— START OF GIVEN INFORMATION —

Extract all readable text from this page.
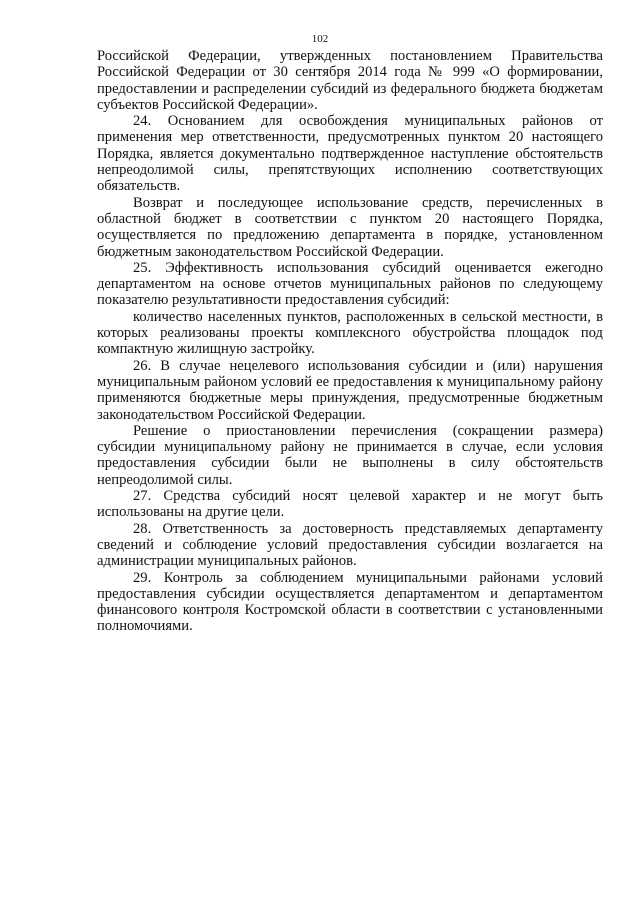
102

Российской Федерации, утвержденных постановлением Правительства Российской Федерации от 30 сентября 2014 года № 999 «О формировании, предоставлении и распределении субсидий из федерального бюджета бюджетам субъектов Российской Федерации».

24. Основанием для освобождения муниципальных районов от применения мер ответственности, предусмотренных пунктом 20 настоящего Порядка, является документально подтвержденное наступление обстоятельств непреодолимой силы, препятствующих исполнению соответствующих обязательств.

Возврат и последующее использование средств, перечисленных в областной бюджет в соответствии с пунктом 20 настоящего Порядка, осуществляется по предложению департамента в порядке, установленном бюджетным законодательством Российской Федерации.

25. Эффективность использования субсидий оценивается ежегодно департаментом на основе отчетов муниципальных районов по следующему показателю результативности предоставления субсидий:

количество населенных пунктов, расположенных в сельской местности, в которых реализованы проекты комплексного обустройства площадок под компактную жилищную застройку.

26. В случае нецелевого использования субсидии и (или) нарушения муниципальным районом условий ее предоставления к муниципальному району применяются бюджетные меры принуждения, предусмотренные бюджетным законодательством Российской Федерации.

Решение о приостановлении перечисления (сокращении размера) субсидии муниципальному району не принимается в случае, если условия предоставления субсидии были не выполнены в силу обстоятельств непреодолимой силы.

27. Средства субсидий носят целевой характер и не могут быть использованы на другие цели.

28. Ответственность за достоверность представляемых департаменту сведений и соблюдение условий предоставления субсидии возлагается на администрации муниципальных районов.

29. Контроль за соблюдением муниципальными районами условий предоставления субсидии осуществляется департаментом и департаментом финансового контроля Костромской области в соответствии с установленными полномочиями.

— END OF GIVEN INFORMATION —

DO THIS: Transcribe all the records above word for word, without their images.

COMPLETE ANSWER:
Extract all readable text from this page.
102

Российской Федерации, утвержденных постановлением Правительства Российской Федерации от 30 сентября 2014 года № 999 «О формировании, предоставлении и распределении субсидий из федерального бюджета бюджетам субъектов Российской Федерации».

24. Основанием для освобождения муниципальных районов от применения мер ответственности, предусмотренных пунктом 20 настоящего Порядка, является документально подтвержденное наступление обстоятельств непреодолимой силы, препятствующих исполнению соответствующих обязательств.

Возврат и последующее использование средств, перечисленных в областной бюджет в соответствии с пунктом 20 настоящего Порядка, осуществляется по предложению департамента в порядке, установленном бюджетным законодательством Российской Федерации.

25. Эффективность использования субсидий оценивается ежегодно департаментом на основе отчетов муниципальных районов по следующему показателю результативности предоставления субсидий:

количество населенных пунктов, расположенных в сельской местности, в которых реализованы проекты комплексного обустройства площадок под компактную жилищную застройку.

26. В случае нецелевого использования субсидии и (или) нарушения муниципальным районом условий ее предоставления к муниципальному району применяются бюджетные меры принуждения, предусмотренные бюджетным законодательством Российской Федерации.

Решение о приостановлении перечисления (сокращении размера) субсидии муниципальному району не принимается в случае, если условия предоставления субсидии были не выполнены в силу обстоятельств непреодолимой силы.

27. Средства субсидий носят целевой характер и не могут быть использованы на другие цели.

28. Ответственность за достоверность представляемых департаменту сведений и соблюдение условий предоставления субсидии возлагается на администрации муниципальных районов.

29. Контроль за соблюдением муниципальными районами условий предоставления субсидии осуществляется департаментом и департаментом финансового контроля Костромской области в соответствии с установленными полномочиями.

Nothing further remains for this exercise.